◆ TASK ◆
Repeat each line word for word.
---------- GIVEN ENTRIES
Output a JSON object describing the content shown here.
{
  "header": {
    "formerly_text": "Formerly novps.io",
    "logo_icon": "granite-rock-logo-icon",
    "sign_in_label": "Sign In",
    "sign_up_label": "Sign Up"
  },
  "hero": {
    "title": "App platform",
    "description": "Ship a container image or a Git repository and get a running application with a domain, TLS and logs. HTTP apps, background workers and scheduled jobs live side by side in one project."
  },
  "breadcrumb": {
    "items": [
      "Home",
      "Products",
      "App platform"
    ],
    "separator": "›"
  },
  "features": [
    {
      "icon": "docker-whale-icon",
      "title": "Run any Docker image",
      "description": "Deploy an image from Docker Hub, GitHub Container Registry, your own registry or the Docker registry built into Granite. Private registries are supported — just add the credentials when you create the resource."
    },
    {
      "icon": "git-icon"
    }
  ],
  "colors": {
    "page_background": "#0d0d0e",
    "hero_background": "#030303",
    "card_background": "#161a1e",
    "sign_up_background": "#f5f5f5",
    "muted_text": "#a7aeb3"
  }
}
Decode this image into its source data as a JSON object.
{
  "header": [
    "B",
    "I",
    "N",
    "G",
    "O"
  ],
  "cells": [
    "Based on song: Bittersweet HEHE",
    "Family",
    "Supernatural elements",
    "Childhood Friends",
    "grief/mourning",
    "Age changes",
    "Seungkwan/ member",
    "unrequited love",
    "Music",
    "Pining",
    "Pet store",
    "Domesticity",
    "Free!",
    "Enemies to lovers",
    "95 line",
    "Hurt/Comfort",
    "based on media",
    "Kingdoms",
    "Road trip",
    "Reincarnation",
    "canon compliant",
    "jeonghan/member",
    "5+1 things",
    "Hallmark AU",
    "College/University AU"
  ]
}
--------------------
◆ EXERCISE SOLUTION ◆
Output a JSON object describing the content shown here.
{
  "header": {
    "formerly_text": "Formerly novps.io",
    "logo_icon": "granite-rock-logo-icon",
    "sign_in_label": "Sign In",
    "sign_up_label": "Sign Up"
  },
  "hero": {
    "title": "App platform",
    "description": "Ship a container image or a Git repository and get a running application with a domain, TLS and logs. HTTP apps, background workers and scheduled jobs live side by side in one project."
  },
  "breadcrumb": {
    "items": [
      "Home",
      "Products",
      "App platform"
    ],
    "separator": "›"
  },
  "features": [
    {
      "icon": "docker-whale-icon",
      "title": "Run any Docker image",
      "description": "Deploy an image from Docker Hub, GitHub Container Registry, your own registry or the Docker registry built into Granite. Private registries are supported — just add the credentials when you create the resource."
    },
    {
      "icon": "git-icon"
    }
  ],
  "colors": {
    "page_background": "#0d0d0e",
    "hero_background": "#030303",
    "card_background": "#161a1e",
    "sign_up_background": "#f5f5f5",
    "muted_text": "#a7aeb3"
  }
}
Decode this image into its source data as a JSON object.
{
  "header": [
    "B",
    "I",
    "N",
    "G",
    "O"
  ],
  "cells": [
    "Based on song: Bittersweet HEHE",
    "Family",
    "Supernatural elements",
    "Childhood Friends",
    "grief/mourning",
    "Age changes",
    "Seungkwan/ member",
    "unrequited love",
    "Music",
    "Pining",
    "Pet store",
    "Domesticity",
    "Free!",
    "Enemies to lovers",
    "95 line",
    "Hurt/Comfort",
    "based on media",
    "Kingdoms",
    "Road trip",
    "Reincarnation",
    "canon compliant",
    "jeonghan/member",
    "5+1 things",
    "Hallmark AU",
    "College/University AU"
  ]
}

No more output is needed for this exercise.